### [What you have to do]
Go through each line of the records below and count those with the word "JSON"; give only the total.

Figure dataset records:
--------------------------------------------------
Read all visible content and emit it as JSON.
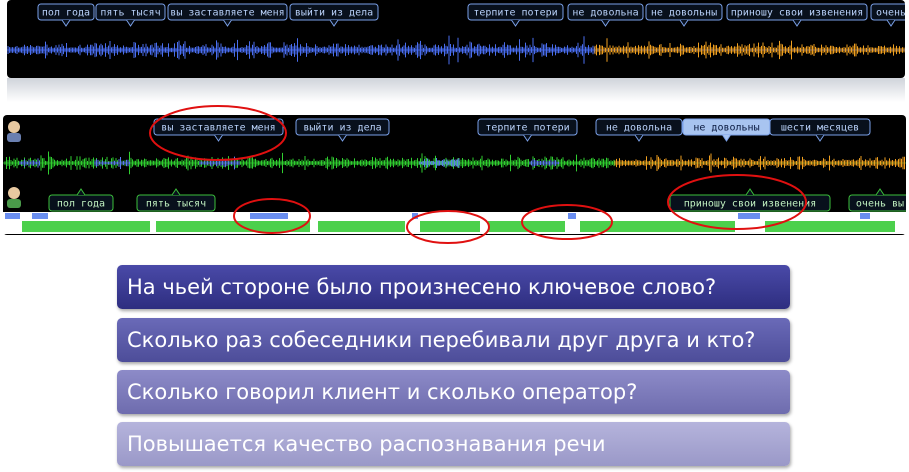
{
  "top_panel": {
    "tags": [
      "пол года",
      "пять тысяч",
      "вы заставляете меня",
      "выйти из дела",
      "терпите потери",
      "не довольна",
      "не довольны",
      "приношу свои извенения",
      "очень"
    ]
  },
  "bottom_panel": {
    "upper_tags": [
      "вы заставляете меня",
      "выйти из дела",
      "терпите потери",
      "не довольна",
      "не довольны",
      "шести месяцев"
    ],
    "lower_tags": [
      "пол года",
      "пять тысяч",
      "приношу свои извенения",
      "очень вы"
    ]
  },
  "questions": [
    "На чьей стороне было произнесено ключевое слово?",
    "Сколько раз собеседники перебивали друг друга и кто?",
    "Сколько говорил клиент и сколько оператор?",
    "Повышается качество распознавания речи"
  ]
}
--------------------------------------------------
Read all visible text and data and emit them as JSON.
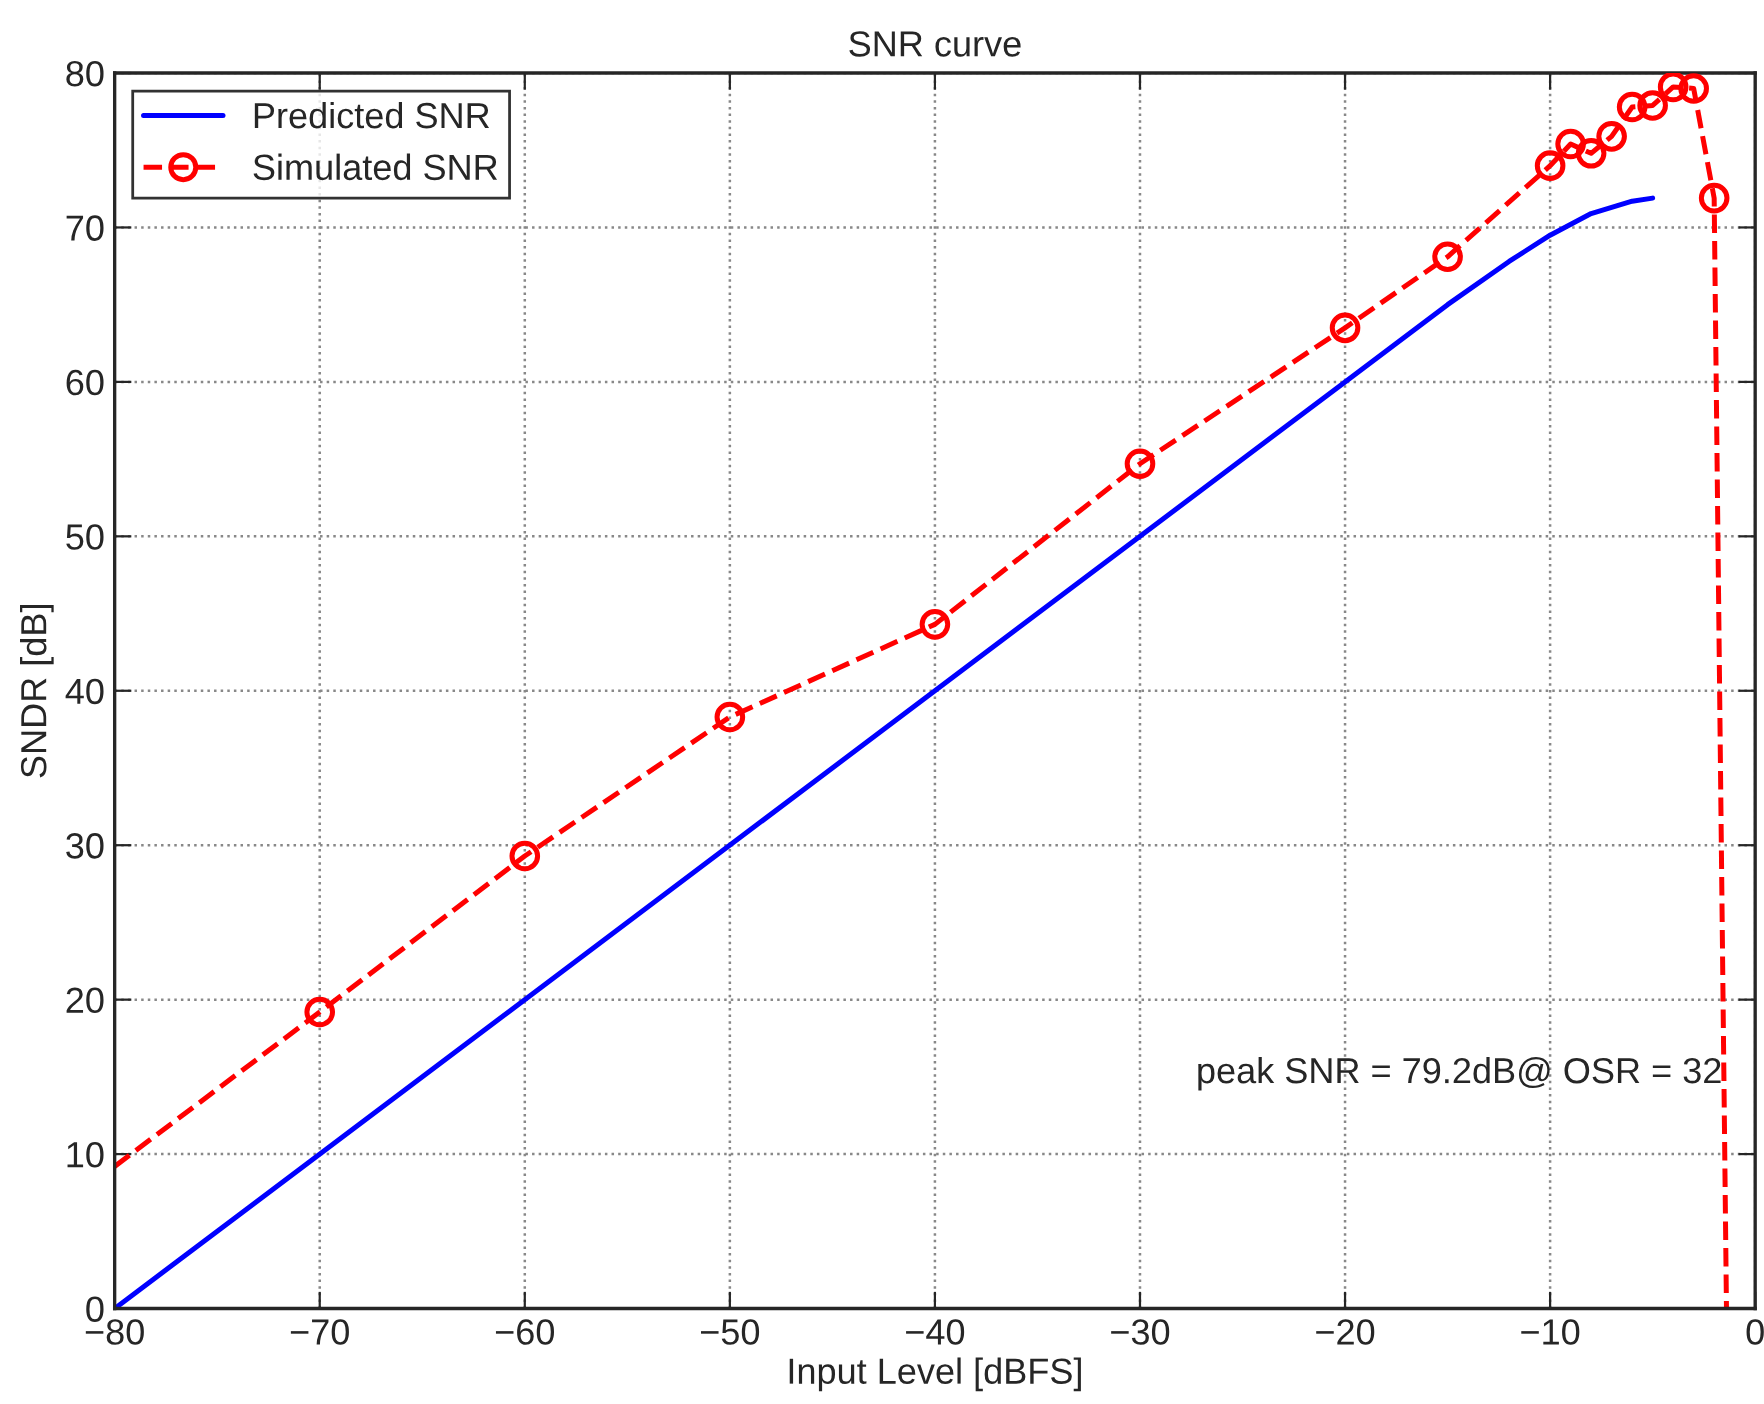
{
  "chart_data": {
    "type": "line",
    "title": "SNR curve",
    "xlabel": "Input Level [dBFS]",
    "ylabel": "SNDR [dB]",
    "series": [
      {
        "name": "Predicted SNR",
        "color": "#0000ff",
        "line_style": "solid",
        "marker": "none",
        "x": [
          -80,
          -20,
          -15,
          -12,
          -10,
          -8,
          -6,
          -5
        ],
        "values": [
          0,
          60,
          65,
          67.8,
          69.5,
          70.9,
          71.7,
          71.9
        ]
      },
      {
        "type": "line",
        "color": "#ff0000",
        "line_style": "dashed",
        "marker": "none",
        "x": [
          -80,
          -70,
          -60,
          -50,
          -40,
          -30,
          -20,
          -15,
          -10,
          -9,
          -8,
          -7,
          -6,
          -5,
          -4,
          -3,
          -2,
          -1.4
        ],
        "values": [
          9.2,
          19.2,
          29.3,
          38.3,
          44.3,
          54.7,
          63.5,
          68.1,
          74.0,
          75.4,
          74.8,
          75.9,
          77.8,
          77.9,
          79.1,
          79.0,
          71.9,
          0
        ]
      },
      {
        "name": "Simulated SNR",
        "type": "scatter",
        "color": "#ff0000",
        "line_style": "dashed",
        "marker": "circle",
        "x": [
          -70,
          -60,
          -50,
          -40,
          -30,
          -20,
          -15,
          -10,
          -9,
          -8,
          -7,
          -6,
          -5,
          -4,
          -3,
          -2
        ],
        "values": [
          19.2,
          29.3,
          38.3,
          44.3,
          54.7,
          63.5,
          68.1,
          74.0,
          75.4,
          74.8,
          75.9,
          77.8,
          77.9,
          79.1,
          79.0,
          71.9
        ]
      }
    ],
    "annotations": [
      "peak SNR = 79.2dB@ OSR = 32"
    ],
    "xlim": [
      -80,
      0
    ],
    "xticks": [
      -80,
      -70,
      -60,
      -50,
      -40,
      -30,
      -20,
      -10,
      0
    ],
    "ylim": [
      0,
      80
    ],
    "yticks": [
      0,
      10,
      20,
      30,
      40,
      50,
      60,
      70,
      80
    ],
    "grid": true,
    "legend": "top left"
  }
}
--------------------------------------------------
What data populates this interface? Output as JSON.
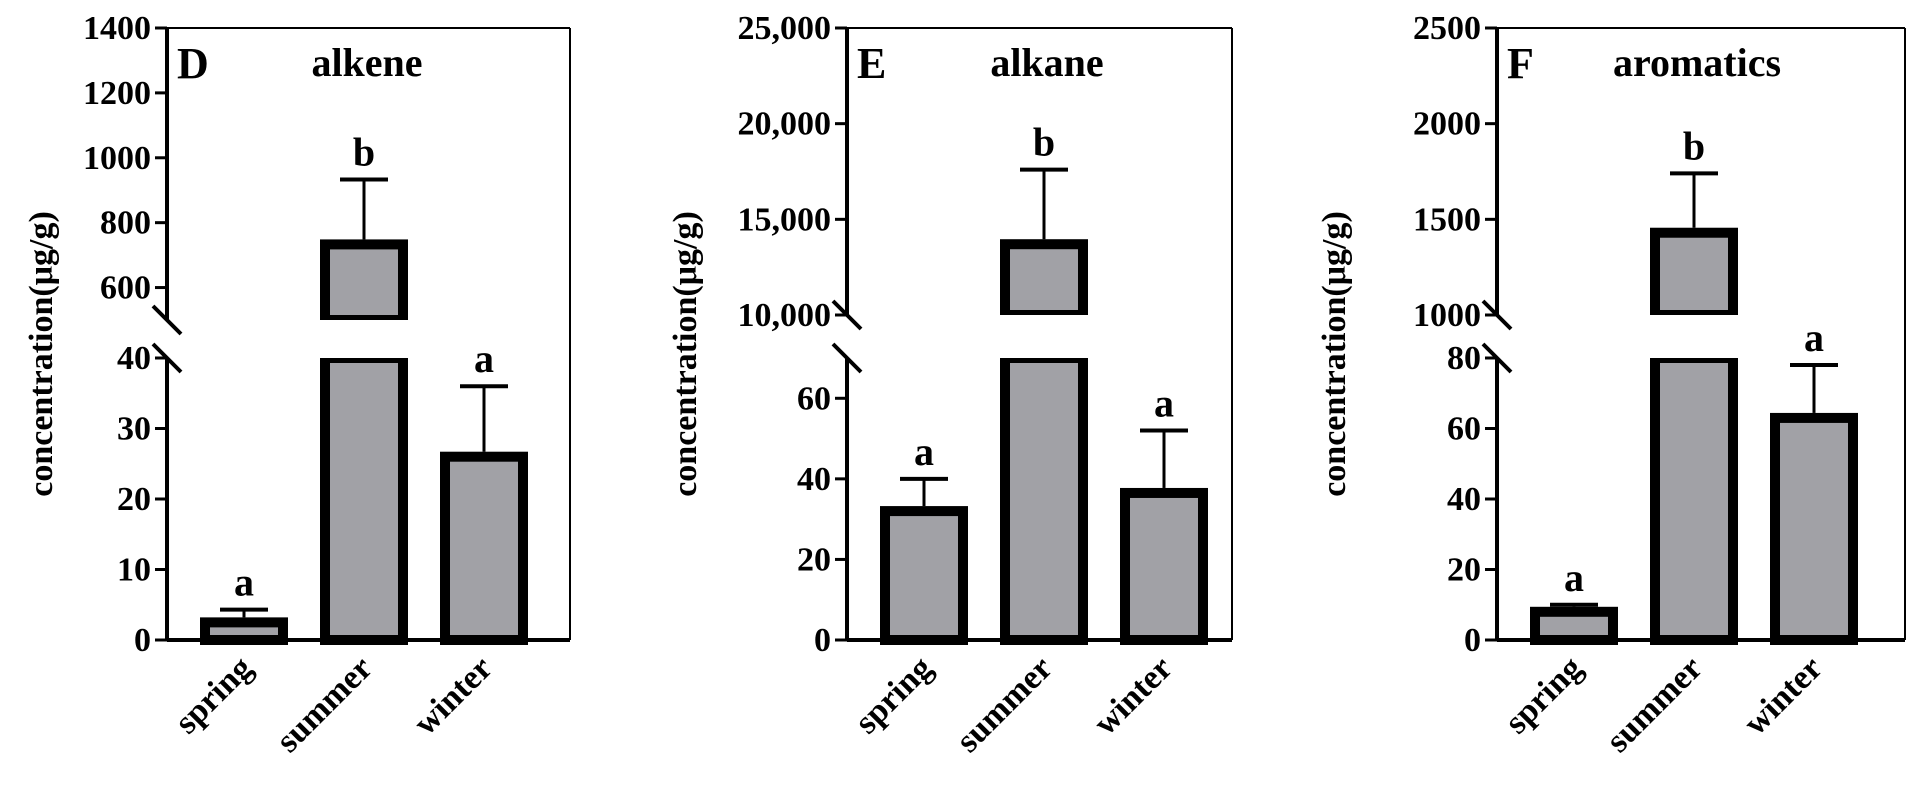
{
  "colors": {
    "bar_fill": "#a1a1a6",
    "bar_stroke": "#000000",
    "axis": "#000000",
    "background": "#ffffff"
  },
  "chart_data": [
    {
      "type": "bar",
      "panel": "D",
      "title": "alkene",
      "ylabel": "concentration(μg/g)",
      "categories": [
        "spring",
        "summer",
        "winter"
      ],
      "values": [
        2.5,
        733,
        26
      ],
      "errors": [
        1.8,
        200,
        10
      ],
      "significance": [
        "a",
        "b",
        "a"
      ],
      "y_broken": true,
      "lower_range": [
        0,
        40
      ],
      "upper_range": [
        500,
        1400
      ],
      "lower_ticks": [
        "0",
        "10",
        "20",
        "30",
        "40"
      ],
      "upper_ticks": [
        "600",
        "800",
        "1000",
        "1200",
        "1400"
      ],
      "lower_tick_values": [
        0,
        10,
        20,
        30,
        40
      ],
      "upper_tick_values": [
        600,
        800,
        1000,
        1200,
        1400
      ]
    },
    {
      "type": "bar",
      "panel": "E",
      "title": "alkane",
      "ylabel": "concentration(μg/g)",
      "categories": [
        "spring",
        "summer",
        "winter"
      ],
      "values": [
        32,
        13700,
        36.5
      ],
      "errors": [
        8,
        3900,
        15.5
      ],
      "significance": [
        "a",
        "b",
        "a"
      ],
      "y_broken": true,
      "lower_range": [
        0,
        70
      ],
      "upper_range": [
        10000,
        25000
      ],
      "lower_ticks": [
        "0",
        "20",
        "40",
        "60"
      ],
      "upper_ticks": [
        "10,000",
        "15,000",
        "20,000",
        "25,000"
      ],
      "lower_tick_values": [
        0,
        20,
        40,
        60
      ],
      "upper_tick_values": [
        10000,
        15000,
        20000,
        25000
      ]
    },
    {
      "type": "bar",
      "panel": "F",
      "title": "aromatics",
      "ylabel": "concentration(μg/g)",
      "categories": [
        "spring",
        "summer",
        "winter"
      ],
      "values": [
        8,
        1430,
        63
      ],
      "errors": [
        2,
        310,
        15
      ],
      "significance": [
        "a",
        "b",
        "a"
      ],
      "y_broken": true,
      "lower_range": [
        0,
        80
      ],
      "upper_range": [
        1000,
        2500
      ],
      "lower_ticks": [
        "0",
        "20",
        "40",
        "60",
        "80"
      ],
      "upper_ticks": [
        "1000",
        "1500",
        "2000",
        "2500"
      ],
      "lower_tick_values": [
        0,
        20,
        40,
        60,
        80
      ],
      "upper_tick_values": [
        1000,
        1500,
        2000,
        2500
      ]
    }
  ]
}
--------------------------------------------------
### [Result of the task]
3